> 提示テキスト
グループのキュー全体の情報、利用者ごとの統計情報を表示します。
$ qgroup
QUEUE SYS | RUN PEND OTHER | ALLOC ( MIN/ STD/ MAX)
----------------------------------------------------------------
gr19999b B | 0 0 0 | 0 ( 0/224/224)
QUEUE USER | RUN(ALLOC) PEND(REQUEST) OTHER(REQUEST)
----------------------------------------------------------------
gr19999b b59999 | 1( 4) 0( 0) 0( 0)
-l オプションを指定すると、グループのキュー全体の情報、利用者ごとの統計情報に加えて、ジョブごとの情報が表示されます。
$ qgroup -l
QUEUE SYS | RUN PEND OTHER | ALLOC ( MIN/ STD/ MAX)
----------------------------------------------------------------
gr19999b B | 0 0 0 | 0 ( 0/224/224)
QUEUE USER | RUN(ALLOC) PEND(REQUEST) OTHER(REQUEST)
----------------------------------------------------------------
gr19999b b59999 | 1( 4) 0( 0) 0( 0)

> 演習課題
1) 次の (a)〜(c) が qgroup コマンドの説明と一致するかを「はい」か「いいえ」で答え、判断の根拠となる本文の語句をそのまま引用せよ。
(a) qgroup はグループのキュー全体の情報を表示する。
(b) -l オプションを指定すると、利用者ごとの統計情報は表示されなくなる。
(c) -l オプションを指定すると、ジョブごとの情報が表示される。
2) qgroup コマンドの説明に示された出力のうち、「QUEUE SYS」で始まる見出し行について、括弧の外に並ぶ項目名をすべて挙げよ。

> データ内容
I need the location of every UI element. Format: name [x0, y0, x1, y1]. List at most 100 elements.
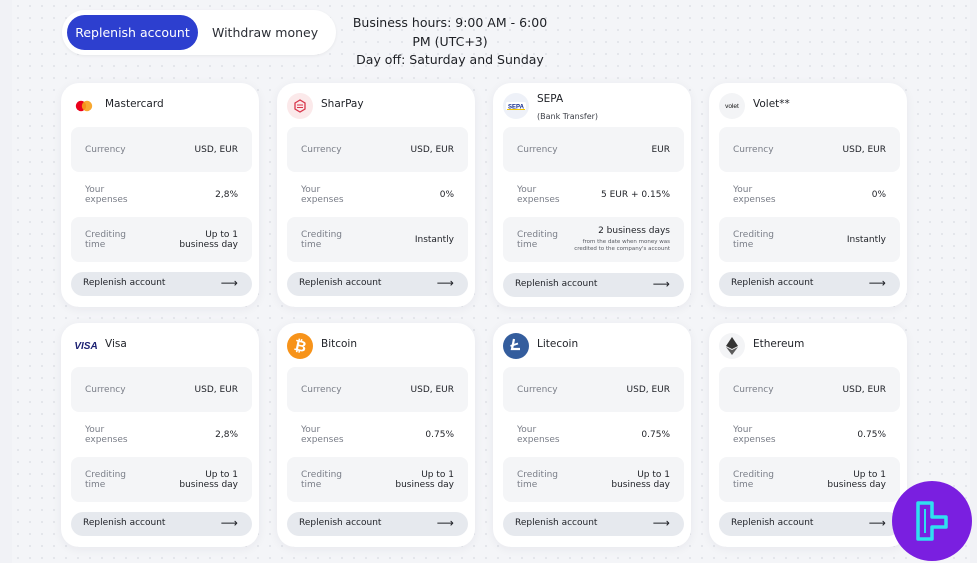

> 解答
1)
(a) はい。「グループのキュー全体の情報、利用者ごとの統計情報を表示します。」
(b) いいえ。「利用者ごとの統計情報に加えて、ジョブごとの情報が表示されます」
(c) はい。「ジョブごとの情報が表示されます」

2) QUEUE、SYS、RUN、PEND、OTHER、ALLOC